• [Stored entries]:
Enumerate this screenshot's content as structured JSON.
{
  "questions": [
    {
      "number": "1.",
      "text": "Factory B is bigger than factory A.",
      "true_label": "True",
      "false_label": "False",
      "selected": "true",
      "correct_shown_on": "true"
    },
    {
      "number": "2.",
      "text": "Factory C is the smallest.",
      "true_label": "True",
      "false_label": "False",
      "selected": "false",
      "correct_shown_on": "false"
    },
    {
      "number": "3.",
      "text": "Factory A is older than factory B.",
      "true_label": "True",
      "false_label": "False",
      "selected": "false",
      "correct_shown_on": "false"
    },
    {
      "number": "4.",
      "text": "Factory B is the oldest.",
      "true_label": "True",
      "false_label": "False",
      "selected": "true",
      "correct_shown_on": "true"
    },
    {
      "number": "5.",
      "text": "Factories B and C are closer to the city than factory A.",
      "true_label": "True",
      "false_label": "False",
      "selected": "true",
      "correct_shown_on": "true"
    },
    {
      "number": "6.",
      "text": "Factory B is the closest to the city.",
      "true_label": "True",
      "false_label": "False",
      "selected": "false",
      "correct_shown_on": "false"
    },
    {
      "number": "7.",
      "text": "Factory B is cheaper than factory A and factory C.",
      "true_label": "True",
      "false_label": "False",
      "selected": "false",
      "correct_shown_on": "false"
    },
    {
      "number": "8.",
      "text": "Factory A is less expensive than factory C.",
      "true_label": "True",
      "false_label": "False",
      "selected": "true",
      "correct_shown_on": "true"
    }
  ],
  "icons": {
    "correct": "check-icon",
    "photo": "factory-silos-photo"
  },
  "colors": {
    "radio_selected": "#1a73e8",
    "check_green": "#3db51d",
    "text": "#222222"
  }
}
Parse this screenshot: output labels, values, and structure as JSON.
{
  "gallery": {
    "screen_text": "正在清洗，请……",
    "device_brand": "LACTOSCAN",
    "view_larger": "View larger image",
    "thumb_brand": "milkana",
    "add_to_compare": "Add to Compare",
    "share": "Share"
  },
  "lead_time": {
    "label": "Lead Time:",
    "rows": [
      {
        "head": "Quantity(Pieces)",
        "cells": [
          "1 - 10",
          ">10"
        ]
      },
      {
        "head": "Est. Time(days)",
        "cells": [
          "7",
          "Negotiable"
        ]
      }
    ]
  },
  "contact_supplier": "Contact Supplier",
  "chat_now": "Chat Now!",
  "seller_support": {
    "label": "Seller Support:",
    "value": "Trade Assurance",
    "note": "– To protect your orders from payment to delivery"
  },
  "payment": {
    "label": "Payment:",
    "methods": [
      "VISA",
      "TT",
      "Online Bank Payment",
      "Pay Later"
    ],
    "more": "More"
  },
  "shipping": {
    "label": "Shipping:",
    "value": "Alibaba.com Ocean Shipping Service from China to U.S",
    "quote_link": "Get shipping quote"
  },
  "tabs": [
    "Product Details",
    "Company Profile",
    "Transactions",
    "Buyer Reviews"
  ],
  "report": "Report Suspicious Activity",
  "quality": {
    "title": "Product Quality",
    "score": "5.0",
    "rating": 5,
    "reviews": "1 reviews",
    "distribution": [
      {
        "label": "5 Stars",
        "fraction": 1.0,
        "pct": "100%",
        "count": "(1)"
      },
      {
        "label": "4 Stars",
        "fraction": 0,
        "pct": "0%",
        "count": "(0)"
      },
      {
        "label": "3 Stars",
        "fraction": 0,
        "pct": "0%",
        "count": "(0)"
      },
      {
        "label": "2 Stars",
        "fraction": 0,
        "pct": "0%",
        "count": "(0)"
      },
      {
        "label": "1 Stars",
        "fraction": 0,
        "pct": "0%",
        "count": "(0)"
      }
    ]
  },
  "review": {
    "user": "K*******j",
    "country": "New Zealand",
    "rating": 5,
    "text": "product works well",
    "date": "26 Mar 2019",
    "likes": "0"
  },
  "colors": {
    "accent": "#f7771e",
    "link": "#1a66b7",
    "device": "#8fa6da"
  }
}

• [THE PROBLEM]:
Check each line in the listing above for the string "screenshot", then report how many lines contain it, with no other text.

• [THE RESULT]:
2